[Required task]
Pull every line holding the string "仪器设备" from the records below.

[Materials provided]
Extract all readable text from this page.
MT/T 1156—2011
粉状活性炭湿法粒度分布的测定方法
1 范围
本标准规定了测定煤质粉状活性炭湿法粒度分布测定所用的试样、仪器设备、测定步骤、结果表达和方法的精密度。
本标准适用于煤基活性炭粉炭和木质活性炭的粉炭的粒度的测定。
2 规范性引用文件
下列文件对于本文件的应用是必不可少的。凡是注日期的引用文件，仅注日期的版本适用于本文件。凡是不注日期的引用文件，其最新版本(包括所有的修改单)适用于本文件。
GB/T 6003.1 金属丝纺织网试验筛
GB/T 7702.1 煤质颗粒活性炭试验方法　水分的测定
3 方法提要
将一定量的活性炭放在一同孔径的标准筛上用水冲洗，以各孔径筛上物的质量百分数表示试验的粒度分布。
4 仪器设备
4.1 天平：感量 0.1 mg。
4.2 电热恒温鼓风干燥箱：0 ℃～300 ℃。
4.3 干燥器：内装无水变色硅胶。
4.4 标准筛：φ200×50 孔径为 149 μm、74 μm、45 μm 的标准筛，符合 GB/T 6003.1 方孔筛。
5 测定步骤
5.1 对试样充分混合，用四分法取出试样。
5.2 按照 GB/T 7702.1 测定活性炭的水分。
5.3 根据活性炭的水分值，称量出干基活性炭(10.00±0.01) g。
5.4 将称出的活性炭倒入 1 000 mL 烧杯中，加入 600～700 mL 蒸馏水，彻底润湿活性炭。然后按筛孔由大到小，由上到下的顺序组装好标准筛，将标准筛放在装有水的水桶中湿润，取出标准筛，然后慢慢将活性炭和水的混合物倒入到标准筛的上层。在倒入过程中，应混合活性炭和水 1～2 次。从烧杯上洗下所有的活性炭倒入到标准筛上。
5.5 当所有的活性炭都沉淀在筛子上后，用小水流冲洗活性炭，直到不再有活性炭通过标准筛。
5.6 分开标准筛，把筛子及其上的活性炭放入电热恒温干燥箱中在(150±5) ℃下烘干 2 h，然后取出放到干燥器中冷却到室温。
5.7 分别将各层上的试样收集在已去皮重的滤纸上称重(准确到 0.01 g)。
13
==
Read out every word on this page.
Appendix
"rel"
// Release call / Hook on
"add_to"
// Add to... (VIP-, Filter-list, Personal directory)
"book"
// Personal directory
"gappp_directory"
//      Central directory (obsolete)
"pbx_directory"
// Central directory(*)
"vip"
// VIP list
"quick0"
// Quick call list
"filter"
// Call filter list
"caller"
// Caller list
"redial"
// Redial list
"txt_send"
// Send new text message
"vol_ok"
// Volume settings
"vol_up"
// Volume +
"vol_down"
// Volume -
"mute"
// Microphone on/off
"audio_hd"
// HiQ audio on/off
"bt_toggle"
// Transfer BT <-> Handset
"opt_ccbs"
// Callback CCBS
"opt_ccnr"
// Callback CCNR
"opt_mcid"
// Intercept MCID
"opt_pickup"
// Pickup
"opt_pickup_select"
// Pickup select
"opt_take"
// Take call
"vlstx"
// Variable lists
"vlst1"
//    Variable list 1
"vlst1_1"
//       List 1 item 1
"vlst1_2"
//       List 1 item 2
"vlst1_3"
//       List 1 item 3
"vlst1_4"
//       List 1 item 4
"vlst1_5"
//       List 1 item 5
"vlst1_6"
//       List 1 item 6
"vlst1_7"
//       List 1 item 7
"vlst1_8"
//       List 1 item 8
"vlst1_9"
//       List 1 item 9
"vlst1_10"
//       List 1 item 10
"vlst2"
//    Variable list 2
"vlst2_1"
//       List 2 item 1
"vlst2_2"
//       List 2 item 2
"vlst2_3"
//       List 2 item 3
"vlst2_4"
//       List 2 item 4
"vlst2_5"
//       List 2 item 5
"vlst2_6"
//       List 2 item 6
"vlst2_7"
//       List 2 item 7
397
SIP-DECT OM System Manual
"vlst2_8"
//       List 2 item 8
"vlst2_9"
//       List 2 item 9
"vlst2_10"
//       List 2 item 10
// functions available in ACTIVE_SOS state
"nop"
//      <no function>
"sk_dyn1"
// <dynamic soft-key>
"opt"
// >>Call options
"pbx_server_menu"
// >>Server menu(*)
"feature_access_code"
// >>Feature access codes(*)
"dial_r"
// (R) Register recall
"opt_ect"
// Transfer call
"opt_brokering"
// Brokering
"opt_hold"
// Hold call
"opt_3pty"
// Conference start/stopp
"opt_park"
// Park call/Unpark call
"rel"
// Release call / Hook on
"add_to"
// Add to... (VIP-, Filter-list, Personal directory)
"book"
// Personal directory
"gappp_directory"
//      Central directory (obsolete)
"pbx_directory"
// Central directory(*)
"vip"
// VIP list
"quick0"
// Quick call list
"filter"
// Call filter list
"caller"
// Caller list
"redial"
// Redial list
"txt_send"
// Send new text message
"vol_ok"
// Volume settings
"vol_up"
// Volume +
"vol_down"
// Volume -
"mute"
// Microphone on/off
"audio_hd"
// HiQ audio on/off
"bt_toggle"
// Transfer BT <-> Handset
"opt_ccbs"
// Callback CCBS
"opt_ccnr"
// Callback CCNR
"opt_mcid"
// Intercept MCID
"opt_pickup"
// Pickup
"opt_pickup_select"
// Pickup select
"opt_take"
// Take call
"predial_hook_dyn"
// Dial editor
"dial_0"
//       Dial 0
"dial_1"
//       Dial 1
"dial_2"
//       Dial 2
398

[Response for this exercise]
本标准规定了测定煤质粉状活性炭湿法粒度分布测定所用的试样、仪器设备、测定步骤、结果表达和方法的精密度。
4 仪器设备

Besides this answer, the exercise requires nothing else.